[PROBLEM REQUIREMENTS] Look over the lines below. Report each one that includes the string "structured".

[Saved entries]

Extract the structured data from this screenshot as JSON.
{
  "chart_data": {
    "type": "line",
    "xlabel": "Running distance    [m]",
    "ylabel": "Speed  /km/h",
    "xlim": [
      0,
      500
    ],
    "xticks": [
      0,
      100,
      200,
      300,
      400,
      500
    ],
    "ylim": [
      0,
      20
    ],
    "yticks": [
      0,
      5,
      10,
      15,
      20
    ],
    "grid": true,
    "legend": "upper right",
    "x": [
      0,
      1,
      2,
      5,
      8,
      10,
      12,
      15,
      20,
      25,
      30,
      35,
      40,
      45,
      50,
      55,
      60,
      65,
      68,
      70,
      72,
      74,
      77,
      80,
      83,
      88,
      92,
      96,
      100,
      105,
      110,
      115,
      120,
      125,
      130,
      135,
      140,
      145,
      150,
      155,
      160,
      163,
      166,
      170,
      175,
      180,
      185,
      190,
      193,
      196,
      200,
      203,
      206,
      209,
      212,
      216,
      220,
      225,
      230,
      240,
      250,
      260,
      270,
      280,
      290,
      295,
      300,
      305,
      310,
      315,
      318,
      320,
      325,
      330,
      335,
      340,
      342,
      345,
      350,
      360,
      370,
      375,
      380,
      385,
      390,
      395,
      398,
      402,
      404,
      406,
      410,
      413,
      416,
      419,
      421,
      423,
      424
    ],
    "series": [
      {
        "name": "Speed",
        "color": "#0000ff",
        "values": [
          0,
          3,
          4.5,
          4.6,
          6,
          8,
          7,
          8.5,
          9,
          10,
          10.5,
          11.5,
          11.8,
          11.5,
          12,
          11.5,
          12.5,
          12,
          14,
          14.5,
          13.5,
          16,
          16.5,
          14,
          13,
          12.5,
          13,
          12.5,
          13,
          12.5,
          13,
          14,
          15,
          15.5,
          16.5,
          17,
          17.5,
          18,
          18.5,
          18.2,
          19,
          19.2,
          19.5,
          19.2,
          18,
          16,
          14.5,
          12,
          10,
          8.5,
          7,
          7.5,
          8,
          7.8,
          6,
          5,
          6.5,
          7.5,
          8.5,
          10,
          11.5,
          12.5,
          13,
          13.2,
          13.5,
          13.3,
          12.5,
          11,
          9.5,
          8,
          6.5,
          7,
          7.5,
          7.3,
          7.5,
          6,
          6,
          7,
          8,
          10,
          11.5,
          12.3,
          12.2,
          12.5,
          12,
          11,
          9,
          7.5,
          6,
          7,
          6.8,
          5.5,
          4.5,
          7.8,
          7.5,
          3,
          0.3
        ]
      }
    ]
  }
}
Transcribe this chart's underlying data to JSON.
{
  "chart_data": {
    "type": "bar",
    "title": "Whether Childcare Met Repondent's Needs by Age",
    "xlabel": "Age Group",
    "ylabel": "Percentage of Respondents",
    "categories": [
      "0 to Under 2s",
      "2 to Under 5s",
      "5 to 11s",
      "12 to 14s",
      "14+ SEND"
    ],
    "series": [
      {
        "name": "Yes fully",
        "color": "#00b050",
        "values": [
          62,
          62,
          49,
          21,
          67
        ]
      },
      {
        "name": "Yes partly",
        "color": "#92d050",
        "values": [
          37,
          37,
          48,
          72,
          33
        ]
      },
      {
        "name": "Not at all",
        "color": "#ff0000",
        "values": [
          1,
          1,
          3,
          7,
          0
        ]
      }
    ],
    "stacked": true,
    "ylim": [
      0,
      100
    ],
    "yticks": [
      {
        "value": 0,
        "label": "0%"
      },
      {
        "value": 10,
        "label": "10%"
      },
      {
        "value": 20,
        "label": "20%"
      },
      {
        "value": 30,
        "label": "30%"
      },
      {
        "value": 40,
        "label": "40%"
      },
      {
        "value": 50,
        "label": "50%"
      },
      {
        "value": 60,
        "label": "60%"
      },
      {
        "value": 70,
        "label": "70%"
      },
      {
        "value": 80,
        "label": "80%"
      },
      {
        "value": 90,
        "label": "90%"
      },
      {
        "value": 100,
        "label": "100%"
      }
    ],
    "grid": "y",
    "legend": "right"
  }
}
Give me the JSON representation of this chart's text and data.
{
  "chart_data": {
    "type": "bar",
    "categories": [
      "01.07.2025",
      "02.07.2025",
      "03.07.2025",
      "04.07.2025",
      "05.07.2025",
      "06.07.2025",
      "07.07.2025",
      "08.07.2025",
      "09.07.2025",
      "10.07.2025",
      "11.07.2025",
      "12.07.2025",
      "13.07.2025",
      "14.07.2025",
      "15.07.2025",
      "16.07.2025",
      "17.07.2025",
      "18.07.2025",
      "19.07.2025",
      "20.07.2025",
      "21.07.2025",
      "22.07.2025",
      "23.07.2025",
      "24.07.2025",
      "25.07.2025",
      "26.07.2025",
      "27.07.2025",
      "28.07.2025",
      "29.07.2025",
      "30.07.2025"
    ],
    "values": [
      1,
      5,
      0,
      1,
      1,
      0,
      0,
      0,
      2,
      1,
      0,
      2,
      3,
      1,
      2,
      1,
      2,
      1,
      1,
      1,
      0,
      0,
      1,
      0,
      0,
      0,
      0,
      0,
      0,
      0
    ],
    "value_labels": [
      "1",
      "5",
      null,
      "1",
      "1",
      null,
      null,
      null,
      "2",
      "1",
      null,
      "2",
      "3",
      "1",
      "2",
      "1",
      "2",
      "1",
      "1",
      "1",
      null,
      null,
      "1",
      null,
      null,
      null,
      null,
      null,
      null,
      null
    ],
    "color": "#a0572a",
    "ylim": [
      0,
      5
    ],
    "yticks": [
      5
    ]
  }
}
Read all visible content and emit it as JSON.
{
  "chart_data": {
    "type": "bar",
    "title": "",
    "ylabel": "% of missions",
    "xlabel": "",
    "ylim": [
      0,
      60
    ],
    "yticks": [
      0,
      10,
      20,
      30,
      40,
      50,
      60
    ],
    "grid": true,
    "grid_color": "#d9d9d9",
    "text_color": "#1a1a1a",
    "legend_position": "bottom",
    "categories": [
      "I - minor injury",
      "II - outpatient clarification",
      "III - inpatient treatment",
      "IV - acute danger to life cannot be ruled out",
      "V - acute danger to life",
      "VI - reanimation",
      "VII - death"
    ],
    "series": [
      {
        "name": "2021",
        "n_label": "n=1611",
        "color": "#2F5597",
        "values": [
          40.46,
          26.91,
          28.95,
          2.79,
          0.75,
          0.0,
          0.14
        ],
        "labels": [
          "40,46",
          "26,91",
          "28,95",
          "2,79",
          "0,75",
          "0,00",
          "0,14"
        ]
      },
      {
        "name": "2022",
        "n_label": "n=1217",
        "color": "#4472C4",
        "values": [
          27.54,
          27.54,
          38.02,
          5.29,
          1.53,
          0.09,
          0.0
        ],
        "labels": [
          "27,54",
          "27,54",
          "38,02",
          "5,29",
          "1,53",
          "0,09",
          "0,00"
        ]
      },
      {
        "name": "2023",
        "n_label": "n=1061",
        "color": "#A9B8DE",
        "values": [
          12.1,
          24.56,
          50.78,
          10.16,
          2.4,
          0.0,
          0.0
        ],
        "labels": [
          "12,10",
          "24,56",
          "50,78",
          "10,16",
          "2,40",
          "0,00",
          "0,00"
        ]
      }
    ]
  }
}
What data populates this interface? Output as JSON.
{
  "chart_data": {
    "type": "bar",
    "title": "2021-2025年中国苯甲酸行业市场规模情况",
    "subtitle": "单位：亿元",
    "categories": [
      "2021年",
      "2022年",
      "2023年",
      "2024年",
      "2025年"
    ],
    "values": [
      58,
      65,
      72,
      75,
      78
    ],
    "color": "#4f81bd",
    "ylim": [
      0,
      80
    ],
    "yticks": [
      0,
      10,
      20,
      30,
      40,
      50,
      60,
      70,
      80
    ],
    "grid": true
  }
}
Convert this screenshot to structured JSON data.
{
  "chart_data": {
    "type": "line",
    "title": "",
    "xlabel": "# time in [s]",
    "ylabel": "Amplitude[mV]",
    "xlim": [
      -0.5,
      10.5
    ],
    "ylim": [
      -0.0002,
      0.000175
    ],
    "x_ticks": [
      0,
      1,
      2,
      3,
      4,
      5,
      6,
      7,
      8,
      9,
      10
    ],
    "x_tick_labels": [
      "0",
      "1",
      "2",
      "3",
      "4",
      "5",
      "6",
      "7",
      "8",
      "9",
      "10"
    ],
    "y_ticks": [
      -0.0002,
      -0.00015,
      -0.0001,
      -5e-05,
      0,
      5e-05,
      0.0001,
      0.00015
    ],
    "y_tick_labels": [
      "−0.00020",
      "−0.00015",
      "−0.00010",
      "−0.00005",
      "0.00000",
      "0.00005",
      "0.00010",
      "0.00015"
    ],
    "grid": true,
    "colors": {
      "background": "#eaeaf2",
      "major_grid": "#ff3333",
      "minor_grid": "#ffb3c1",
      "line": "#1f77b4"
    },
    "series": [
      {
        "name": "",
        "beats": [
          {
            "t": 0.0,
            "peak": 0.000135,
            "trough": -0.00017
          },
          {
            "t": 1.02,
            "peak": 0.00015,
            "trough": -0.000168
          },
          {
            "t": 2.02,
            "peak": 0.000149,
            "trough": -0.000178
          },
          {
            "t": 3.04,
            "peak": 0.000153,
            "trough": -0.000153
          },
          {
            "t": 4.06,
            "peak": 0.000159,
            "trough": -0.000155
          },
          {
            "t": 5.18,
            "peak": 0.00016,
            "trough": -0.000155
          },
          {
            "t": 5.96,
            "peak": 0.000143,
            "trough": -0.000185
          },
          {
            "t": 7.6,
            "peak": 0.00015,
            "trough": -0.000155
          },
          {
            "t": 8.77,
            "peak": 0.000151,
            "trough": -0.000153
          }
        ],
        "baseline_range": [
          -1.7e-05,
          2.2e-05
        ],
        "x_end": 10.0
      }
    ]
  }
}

[CORRECT ANSWER]
Extract the structured data from this screenshot as JSON.
Convert this screenshot to structured JSON data.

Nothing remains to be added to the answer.